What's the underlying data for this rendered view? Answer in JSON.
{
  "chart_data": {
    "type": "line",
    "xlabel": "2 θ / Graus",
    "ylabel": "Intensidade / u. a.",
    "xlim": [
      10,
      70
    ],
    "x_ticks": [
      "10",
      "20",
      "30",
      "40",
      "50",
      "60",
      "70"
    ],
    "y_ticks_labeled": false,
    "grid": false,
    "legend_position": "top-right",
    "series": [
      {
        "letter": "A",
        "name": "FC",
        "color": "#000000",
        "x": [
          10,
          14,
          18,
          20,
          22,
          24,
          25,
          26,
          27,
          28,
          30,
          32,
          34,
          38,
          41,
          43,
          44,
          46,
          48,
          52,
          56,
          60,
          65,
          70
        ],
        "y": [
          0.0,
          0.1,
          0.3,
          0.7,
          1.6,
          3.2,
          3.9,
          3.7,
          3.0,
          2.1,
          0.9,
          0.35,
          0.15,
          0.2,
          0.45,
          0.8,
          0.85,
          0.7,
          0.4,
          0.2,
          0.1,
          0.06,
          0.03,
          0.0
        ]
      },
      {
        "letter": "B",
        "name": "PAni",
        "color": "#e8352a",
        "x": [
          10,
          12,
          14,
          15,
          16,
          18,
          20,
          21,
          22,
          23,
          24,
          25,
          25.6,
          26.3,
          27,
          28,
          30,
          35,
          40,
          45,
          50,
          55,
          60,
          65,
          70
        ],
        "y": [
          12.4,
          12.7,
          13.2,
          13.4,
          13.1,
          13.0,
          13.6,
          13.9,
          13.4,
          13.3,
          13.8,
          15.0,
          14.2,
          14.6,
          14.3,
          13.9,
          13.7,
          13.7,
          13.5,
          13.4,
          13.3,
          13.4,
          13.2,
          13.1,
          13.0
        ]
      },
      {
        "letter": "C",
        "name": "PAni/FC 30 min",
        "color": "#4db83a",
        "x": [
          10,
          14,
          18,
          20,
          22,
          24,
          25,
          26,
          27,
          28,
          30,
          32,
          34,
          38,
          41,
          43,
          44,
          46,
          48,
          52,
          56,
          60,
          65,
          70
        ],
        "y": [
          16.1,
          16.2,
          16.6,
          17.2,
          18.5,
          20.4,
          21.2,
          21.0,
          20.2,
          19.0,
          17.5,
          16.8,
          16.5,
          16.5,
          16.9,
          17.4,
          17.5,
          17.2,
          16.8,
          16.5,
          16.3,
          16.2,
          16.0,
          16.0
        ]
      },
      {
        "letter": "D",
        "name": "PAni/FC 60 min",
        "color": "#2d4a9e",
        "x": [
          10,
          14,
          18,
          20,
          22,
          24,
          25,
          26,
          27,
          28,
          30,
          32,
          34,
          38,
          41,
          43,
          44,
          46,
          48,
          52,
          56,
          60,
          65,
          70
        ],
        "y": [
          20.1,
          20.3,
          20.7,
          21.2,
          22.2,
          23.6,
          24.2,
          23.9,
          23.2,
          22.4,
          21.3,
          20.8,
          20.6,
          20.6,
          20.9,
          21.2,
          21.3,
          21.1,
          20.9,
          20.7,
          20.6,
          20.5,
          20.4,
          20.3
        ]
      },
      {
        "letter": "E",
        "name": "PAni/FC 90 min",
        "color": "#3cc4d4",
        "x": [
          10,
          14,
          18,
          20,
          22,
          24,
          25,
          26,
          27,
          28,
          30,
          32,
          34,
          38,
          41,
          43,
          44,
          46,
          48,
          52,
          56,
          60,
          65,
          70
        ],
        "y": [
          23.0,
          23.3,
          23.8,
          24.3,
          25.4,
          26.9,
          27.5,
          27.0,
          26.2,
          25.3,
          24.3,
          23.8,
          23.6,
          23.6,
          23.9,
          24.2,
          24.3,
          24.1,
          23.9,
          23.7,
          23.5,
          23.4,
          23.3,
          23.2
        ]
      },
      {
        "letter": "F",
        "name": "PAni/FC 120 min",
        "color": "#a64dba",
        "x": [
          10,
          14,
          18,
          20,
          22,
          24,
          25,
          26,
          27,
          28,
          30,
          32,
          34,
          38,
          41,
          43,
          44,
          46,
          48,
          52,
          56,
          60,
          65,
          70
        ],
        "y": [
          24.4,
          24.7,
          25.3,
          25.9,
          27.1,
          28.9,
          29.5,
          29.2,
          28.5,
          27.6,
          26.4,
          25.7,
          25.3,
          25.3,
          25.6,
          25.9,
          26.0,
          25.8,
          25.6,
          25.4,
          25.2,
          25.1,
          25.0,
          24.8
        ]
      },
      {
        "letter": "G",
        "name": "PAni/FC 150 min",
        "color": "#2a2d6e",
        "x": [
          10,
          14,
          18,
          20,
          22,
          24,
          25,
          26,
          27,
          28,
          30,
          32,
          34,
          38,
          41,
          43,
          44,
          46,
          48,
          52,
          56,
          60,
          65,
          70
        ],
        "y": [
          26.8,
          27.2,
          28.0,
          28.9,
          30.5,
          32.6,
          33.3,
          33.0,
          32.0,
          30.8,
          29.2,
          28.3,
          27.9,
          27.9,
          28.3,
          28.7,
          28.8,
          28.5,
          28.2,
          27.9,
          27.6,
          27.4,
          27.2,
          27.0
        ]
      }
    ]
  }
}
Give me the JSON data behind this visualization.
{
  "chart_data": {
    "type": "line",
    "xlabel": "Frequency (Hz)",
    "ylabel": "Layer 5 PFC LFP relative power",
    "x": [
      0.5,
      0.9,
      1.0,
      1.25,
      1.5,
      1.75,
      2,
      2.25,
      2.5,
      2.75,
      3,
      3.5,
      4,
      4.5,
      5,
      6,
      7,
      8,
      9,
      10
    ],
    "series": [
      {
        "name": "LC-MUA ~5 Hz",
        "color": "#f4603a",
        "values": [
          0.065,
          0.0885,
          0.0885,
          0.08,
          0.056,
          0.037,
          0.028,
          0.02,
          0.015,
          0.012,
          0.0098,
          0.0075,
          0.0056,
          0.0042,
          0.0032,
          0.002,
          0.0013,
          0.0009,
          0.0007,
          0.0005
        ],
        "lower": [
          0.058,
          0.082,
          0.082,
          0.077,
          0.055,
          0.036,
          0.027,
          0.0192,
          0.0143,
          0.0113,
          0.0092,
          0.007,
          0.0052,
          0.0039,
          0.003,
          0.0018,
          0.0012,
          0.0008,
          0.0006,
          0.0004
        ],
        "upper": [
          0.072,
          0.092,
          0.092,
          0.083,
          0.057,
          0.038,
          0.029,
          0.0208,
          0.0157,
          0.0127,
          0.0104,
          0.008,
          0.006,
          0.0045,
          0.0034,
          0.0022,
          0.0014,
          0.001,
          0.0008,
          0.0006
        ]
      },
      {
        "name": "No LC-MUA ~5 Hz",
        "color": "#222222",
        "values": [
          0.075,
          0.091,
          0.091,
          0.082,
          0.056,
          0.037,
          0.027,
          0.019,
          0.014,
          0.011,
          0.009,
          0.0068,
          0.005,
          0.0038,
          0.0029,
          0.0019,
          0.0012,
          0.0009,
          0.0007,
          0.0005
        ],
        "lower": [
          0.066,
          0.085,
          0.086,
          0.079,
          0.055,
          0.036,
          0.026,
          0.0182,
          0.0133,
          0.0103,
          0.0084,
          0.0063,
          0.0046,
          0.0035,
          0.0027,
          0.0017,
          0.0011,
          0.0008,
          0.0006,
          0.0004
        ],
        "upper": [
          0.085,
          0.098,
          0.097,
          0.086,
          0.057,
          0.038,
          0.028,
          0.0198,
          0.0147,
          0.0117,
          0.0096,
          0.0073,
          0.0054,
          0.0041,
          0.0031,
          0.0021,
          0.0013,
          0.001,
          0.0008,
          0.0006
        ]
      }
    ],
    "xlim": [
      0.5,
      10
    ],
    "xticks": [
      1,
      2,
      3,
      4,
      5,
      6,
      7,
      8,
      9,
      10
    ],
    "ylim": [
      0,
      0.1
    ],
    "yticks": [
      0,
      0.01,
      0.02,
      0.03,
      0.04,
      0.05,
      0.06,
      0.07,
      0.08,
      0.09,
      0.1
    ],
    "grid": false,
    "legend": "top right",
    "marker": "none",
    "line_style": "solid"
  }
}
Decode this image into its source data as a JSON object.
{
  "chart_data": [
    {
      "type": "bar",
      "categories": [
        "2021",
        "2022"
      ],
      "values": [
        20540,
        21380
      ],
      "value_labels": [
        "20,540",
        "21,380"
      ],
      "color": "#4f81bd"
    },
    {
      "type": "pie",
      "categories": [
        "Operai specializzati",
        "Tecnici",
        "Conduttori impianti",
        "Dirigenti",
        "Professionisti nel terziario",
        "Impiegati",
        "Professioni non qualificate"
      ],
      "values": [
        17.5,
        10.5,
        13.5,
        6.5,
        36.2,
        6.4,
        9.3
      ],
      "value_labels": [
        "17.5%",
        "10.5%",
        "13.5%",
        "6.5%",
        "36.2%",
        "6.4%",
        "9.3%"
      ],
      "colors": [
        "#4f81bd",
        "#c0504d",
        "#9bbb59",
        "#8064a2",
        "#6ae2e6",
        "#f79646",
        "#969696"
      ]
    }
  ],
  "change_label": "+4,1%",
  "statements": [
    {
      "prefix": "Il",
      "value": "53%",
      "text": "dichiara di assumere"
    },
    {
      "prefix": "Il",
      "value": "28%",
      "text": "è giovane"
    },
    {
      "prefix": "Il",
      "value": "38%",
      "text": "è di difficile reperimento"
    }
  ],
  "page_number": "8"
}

WORK REQUIRED:
Extract every line containing the string "ylabel" from the material.

EXERCISE RESULT:
    "ylabel": "Intensidade / u. a.",
    "ylabel": "Layer 5 PFC LFP relative power",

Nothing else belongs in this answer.